-- START LISTING --
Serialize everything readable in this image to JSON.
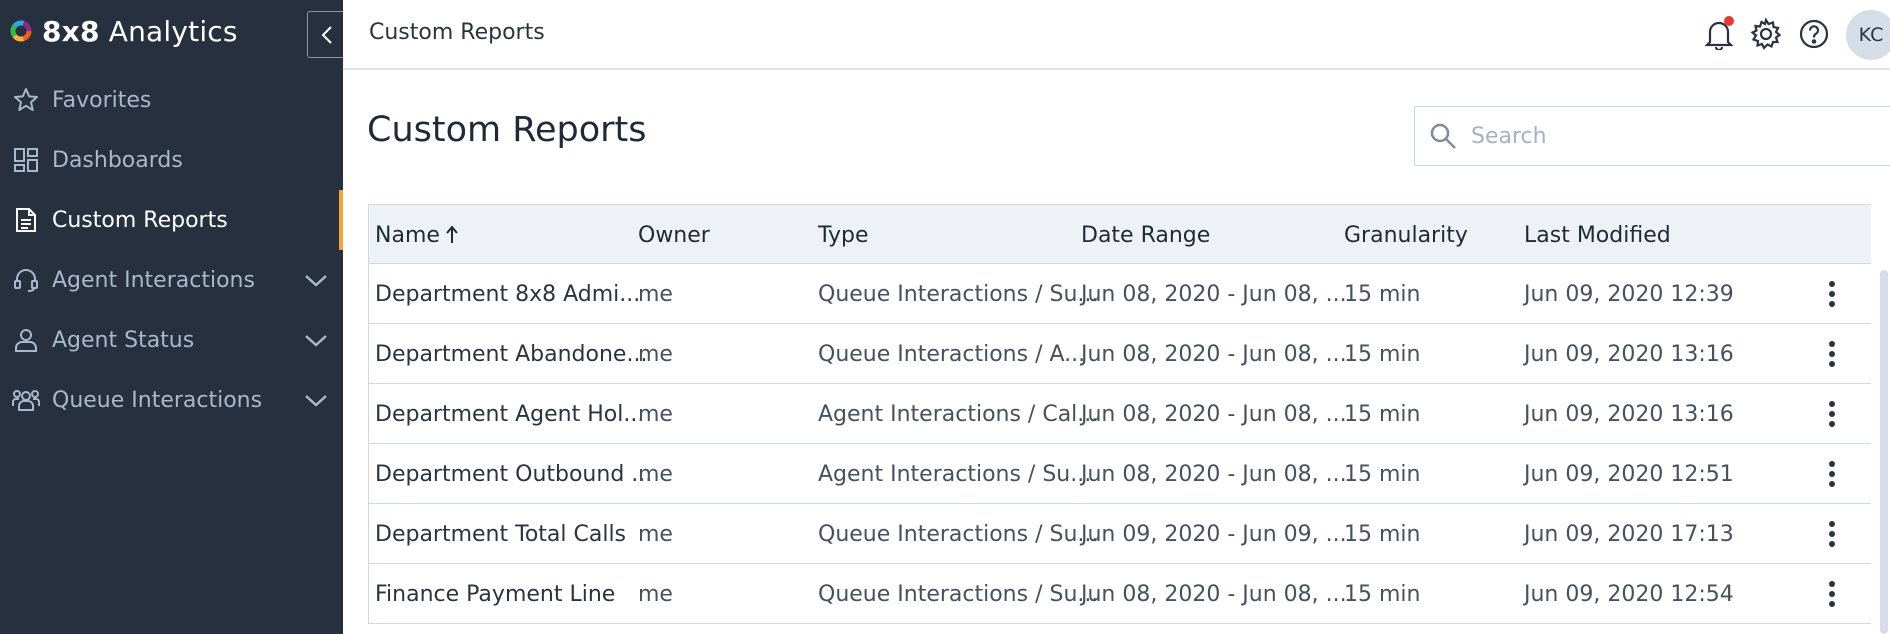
{
  "brand": {
    "bold": "8x8",
    "light": " Analytics",
    "logo_colors": [
      "#f15a24",
      "#fbb03b",
      "#39b54a",
      "#29abe2",
      "#93278f"
    ]
  },
  "sidebar": {
    "collapse_icon": "chevron-left-icon",
    "items": [
      {
        "label": "Favorites",
        "icon": "star-icon",
        "expandable": false
      },
      {
        "label": "Dashboards",
        "icon": "dashboard-grid-icon",
        "expandable": false
      },
      {
        "label": "Custom Reports",
        "icon": "document-icon",
        "expandable": false,
        "active": true
      },
      {
        "label": "Agent Interactions",
        "icon": "headset-icon",
        "expandable": true
      },
      {
        "label": "Agent Status",
        "icon": "person-icon",
        "expandable": true
      },
      {
        "label": "Queue Interactions",
        "icon": "group-icon",
        "expandable": true
      }
    ],
    "active_accent": "#f3a53c"
  },
  "topbar": {
    "title": "Custom Reports",
    "icons": [
      "bell-icon",
      "gear-icon",
      "help-icon"
    ],
    "avatar_initials": "KC"
  },
  "main": {
    "title": "Custom Reports",
    "search": {
      "placeholder": "Search",
      "value": ""
    }
  },
  "table": {
    "columns": [
      "Name",
      "Owner",
      "Type",
      "Date Range",
      "Granularity",
      "Last Modified"
    ],
    "sorted_column": "Name",
    "sort_direction": "ascending",
    "rows": [
      {
        "name": "Department 8x8 Admi...",
        "owner": "me",
        "type": "Queue Interactions / Su...",
        "date_range": "Jun 08, 2020 - Jun 08, ...",
        "granularity": "15 min",
        "last_modified": "Jun 09, 2020 12:39"
      },
      {
        "name": "Department Abandone...",
        "owner": "me",
        "type": "Queue Interactions / A...",
        "date_range": "Jun 08, 2020 - Jun 08, ...",
        "granularity": "15 min",
        "last_modified": "Jun 09, 2020 13:16"
      },
      {
        "name": "Department Agent Hol...",
        "owner": "me",
        "type": "Agent Interactions / Cal...",
        "date_range": "Jun 08, 2020 - Jun 08, ...",
        "granularity": "15 min",
        "last_modified": "Jun 09, 2020 13:16"
      },
      {
        "name": "Department Outbound ...",
        "owner": "me",
        "type": "Agent Interactions / Su...",
        "date_range": "Jun 08, 2020 - Jun 08, ...",
        "granularity": "15 min",
        "last_modified": "Jun 09, 2020 12:51"
      },
      {
        "name": "Department Total Calls",
        "owner": "me",
        "type": "Queue Interactions / Su...",
        "date_range": "Jun 09, 2020 - Jun 09, ...",
        "granularity": "15 min",
        "last_modified": "Jun 09, 2020 17:13"
      },
      {
        "name": "Finance Payment Line",
        "owner": "me",
        "type": "Queue Interactions / Su...",
        "date_range": "Jun 08, 2020 - Jun 08, ...",
        "granularity": "15 min",
        "last_modified": "Jun 09, 2020 12:54"
      }
    ]
  }
}
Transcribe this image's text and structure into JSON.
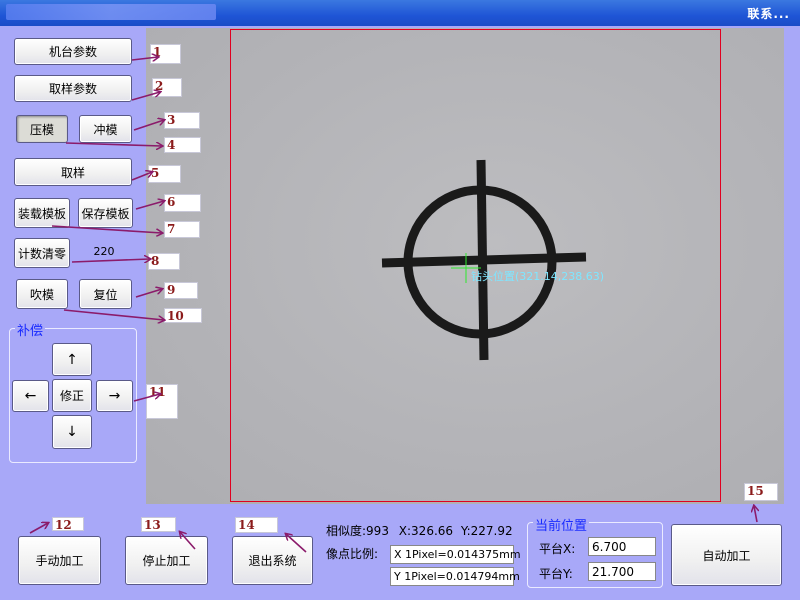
{
  "window": {
    "title_link": "联系..."
  },
  "buttons": {
    "machine_params": "机台参数",
    "sample_params": "取样参数",
    "press_mold": "压模",
    "punch_mold": "冲模",
    "sample": "取样",
    "load_template": "装载模板",
    "save_template": "保存模板",
    "count_reset": "计数清零",
    "blow_mold": "吹模",
    "reset": "复位",
    "manual": "手动加工",
    "stop": "停止加工",
    "exit": "退出系统",
    "auto": "自动加工"
  },
  "counter": {
    "value": "220"
  },
  "compensation": {
    "title": "补偿",
    "up": "↑",
    "left": "←",
    "correct": "修正",
    "right": "→",
    "down": "↓"
  },
  "badges": [
    "1",
    "2",
    "3",
    "4",
    "5",
    "6",
    "7",
    "8",
    "9",
    "10",
    "11",
    "12",
    "13",
    "14",
    "15"
  ],
  "camera": {
    "drill_label": "钻头位置(321.14,238.63)"
  },
  "status": {
    "similarity_label": "相似度:",
    "similarity_value": "993",
    "x_label": "X:",
    "x_value": "326.66",
    "y_label": "Y:",
    "y_value": "227.92",
    "ratio_label": "像点比例:",
    "x_ratio": "X 1Pixel=0.014375mm",
    "y_ratio": "Y 1Pixel=0.014794mm"
  },
  "position": {
    "title": "当前位置",
    "x_label": "平台X:",
    "x_value": "6.700",
    "y_label": "平台Y:",
    "y_value": "21.700"
  },
  "colors": {
    "background": "#a8a8f8",
    "roi_border": "#e00020",
    "annotation": "#8b1b1b",
    "cursor": "#2eea2e",
    "group_title": "#1a2cff"
  }
}
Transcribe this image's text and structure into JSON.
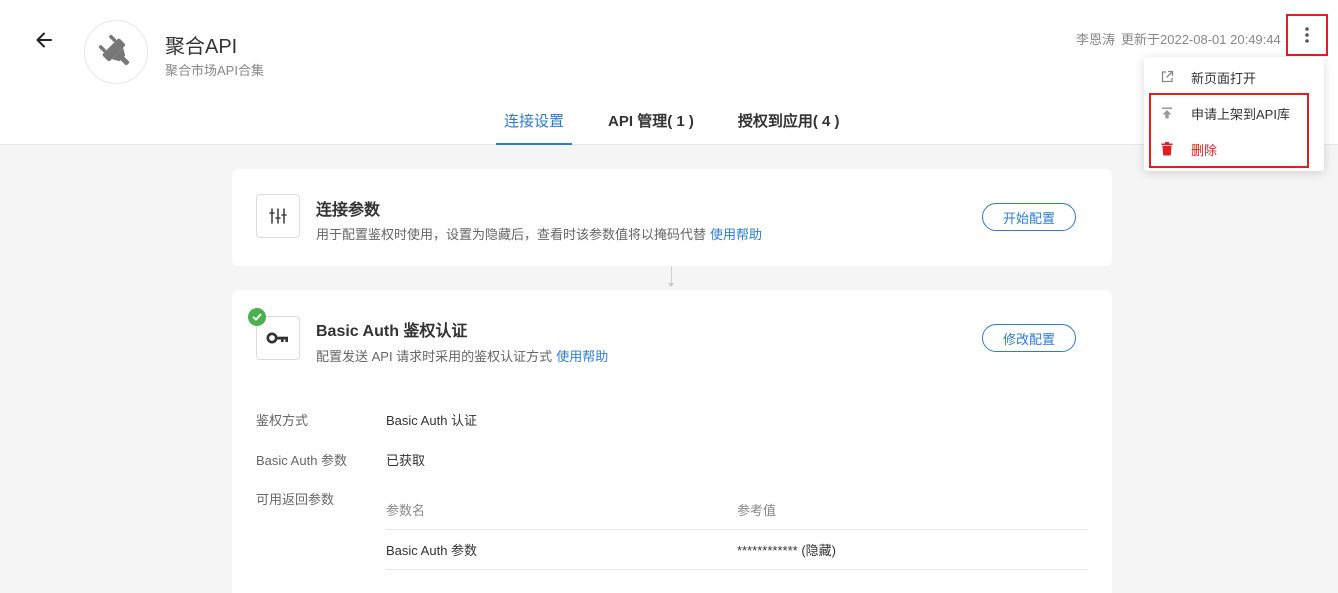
{
  "header": {
    "title": "聚合API",
    "subtitle": "聚合市场API合集",
    "author": "李恩涛",
    "updated": "更新于2022-08-01 20:49:44"
  },
  "tabs": [
    {
      "label": "连接设置",
      "active": true
    },
    {
      "label": "API 管理( 1 )",
      "active": false
    },
    {
      "label": "授权到应用( 4 )",
      "active": false
    }
  ],
  "card_params": {
    "title": "连接参数",
    "description": "用于配置鉴权时使用，设置为隐藏后，查看时该参数值将以掩码代替",
    "help_link": "使用帮助",
    "button": "开始配置"
  },
  "card_auth": {
    "title": "Basic Auth 鉴权认证",
    "description": "配置发送 API 请求时采用的鉴权认证方式",
    "help_link": "使用帮助",
    "button": "修改配置",
    "details": [
      {
        "label": "鉴权方式",
        "value": "Basic Auth 认证"
      },
      {
        "label": "Basic Auth 参数",
        "value": "已获取"
      },
      {
        "label": "可用返回参数",
        "value": ""
      }
    ],
    "table": {
      "headers": [
        "参数名",
        "参考值"
      ],
      "rows": [
        [
          "Basic Auth 参数",
          "************ (隐藏)"
        ]
      ]
    }
  },
  "menu": {
    "items": [
      {
        "label": "新页面打开",
        "icon": "open-external-icon"
      },
      {
        "label": "申请上架到API库",
        "icon": "upload-icon"
      },
      {
        "label": "删除",
        "icon": "trash-icon",
        "color": "#e02020"
      }
    ]
  },
  "colors": {
    "accent": "#2b7cd3",
    "danger": "#e02020",
    "success": "#4caf50"
  }
}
-- END LISTING --
### PROBLEM TO SOLVE
Copy every record character for character. Skip the pictures.

### WRITTEN ANSWER
Serialize everything readable in this image to JSON.
{
  "brand": {
    "bold": "8x8",
    "light": " Analytics",
    "logo_colors": [
      "#f15a24",
      "#fbb03b",
      "#39b54a",
      "#29abe2",
      "#93278f"
    ]
  },
  "sidebar": {
    "collapse_icon": "chevron-left-icon",
    "items": [
      {
        "label": "Favorites",
        "icon": "star-icon",
        "expandable": false
      },
      {
        "label": "Dashboards",
        "icon": "dashboard-grid-icon",
        "expandable": false
      },
      {
        "label": "Custom Reports",
        "icon": "document-icon",
        "expandable": false,
        "active": true
      },
      {
        "label": "Agent Interactions",
        "icon": "headset-icon",
        "expandable": true
      },
      {
        "label": "Agent Status",
        "icon": "person-icon",
        "expandable": true
      },
      {
        "label": "Queue Interactions",
        "icon": "group-icon",
        "expandable": true
      }
    ],
    "active_accent": "#f3a53c"
  },
  "topbar": {
    "title": "Custom Reports",
    "icons": [
      "bell-icon",
      "gear-icon",
      "help-icon"
    ],
    "avatar_initials": "KC"
  },
  "main": {
    "title": "Custom Reports",
    "search": {
      "placeholder": "Search",
      "value": ""
    }
  },
  "table": {
    "columns": [
      "Name",
      "Owner",
      "Type",
      "Date Range",
      "Granularity",
      "Last Modified"
    ],
    "sorted_column": "Name",
    "sort_direction": "ascending",
    "rows": [
      {
        "name": "Department 8x8 Admi...",
        "owner": "me",
        "type": "Queue Interactions / Su...",
        "date_range": "Jun 08, 2020 - Jun 08, ...",
        "granularity": "15 min",
        "last_modified": "Jun 09, 2020 12:39"
      },
      {
        "name": "Department Abandone...",
        "owner": "me",
        "type": "Queue Interactions / A...",
        "date_range": "Jun 08, 2020 - Jun 08, ...",
        "granularity": "15 min",
        "last_modified": "Jun 09, 2020 13:16"
      },
      {
        "name": "Department Agent Hol...",
        "owner": "me",
        "type": "Agent Interactions / Cal...",
        "date_range": "Jun 08, 2020 - Jun 08, ...",
        "granularity": "15 min",
        "last_modified": "Jun 09, 2020 13:16"
      },
      {
        "name": "Department Outbound ...",
        "owner": "me",
        "type": "Agent Interactions / Su...",
        "date_range": "Jun 08, 2020 - Jun 08, ...",
        "granularity": "15 min",
        "last_modified": "Jun 09, 2020 12:51"
      },
      {
        "name": "Department Total Calls",
        "owner": "me",
        "type": "Queue Interactions / Su...",
        "date_range": "Jun 09, 2020 - Jun 09, ...",
        "granularity": "15 min",
        "last_modified": "Jun 09, 2020 17:13"
      },
      {
        "name": "Finance Payment Line",
        "owner": "me",
        "type": "Queue Interactions / Su...",
        "date_range": "Jun 08, 2020 - Jun 08, ...",
        "granularity": "15 min",
        "last_modified": "Jun 09, 2020 12:54"
      }
    ]
  }
}
Transcribe this image's text and structure into JSON.
{
  "window": {
    "title_link": "联系..."
  },
  "buttons": {
    "machine_params": "机台参数",
    "sample_params": "取样参数",
    "press_mold": "压模",
    "punch_mold": "冲模",
    "sample": "取样",
    "load_template": "装载模板",
    "save_template": "保存模板",
    "count_reset": "计数清零",
    "blow_mold": "吹模",
    "reset": "复位",
    "manual": "手动加工",
    "stop": "停止加工",
    "exit": "退出系统",
    "auto": "自动加工"
  },
  "counter": {
    "value": "220"
  },
  "compensation": {
    "title": "补偿",
    "up": "↑",
    "left": "←",
    "correct": "修正",
    "right": "→",
    "down": "↓"
  },
  "badges": [
    "1",
    "2",
    "3",
    "4",
    "5",
    "6",
    "7",
    "8",
    "9",
    "10",
    "11",
    "12",
    "13",
    "14",
    "15"
  ],
  "camera": {
    "drill_label": "钻头位置(321.14,238.63)"
  },
  "status": {
    "similarity_label": "相似度:",
    "similarity_value": "993",
    "x_label": "X:",
    "x_value": "326.66",
    "y_label": "Y:",
    "y_value": "227.92",
    "ratio_label": "像点比例:",
    "x_ratio": "X 1Pixel=0.014375mm",
    "y_ratio": "Y 1Pixel=0.014794mm"
  },
  "position": {
    "title": "当前位置",
    "x_label": "平台X:",
    "x_value": "6.700",
    "y_label": "平台Y:",
    "y_value": "21.700"
  },
  "colors": {
    "background": "#a8a8f8",
    "roi_border": "#e00020",
    "annotation": "#8b1b1b",
    "cursor": "#2eea2e",
    "group_title": "#1a2cff"
  }
}
Transcribe this image's text and structure into JSON.
{
  "header": {
    "title": "聚合API",
    "subtitle": "聚合市场API合集",
    "author": "李恩涛",
    "updated": "更新于2022-08-01 20:49:44"
  },
  "tabs": [
    {
      "label": "连接设置",
      "active": true
    },
    {
      "label": "API 管理( 1 )",
      "active": false
    },
    {
      "label": "授权到应用( 4 )",
      "active": false
    }
  ],
  "card_params": {
    "title": "连接参数",
    "description": "用于配置鉴权时使用，设置为隐藏后，查看时该参数值将以掩码代替",
    "help_link": "使用帮助",
    "button": "开始配置"
  },
  "card_auth": {
    "title": "Basic Auth 鉴权认证",
    "description": "配置发送 API 请求时采用的鉴权认证方式",
    "help_link": "使用帮助",
    "button": "修改配置",
    "details": [
      {
        "label": "鉴权方式",
        "value": "Basic Auth 认证"
      },
      {
        "label": "Basic Auth 参数",
        "value": "已获取"
      },
      {
        "label": "可用返回参数",
        "value": ""
      }
    ],
    "table": {
      "headers": [
        "参数名",
        "参考值"
      ],
      "rows": [
        [
          "Basic Auth 参数",
          "************ (隐藏)"
        ]
      ]
    }
  },
  "menu": {
    "items": [
      {
        "label": "新页面打开",
        "icon": "open-external-icon"
      },
      {
        "label": "申请上架到API库",
        "icon": "upload-icon"
      },
      {
        "label": "删除",
        "icon": "trash-icon",
        "color": "#e02020"
      }
    ]
  },
  "colors": {
    "accent": "#2b7cd3",
    "danger": "#e02020",
    "success": "#4caf50"
  }
}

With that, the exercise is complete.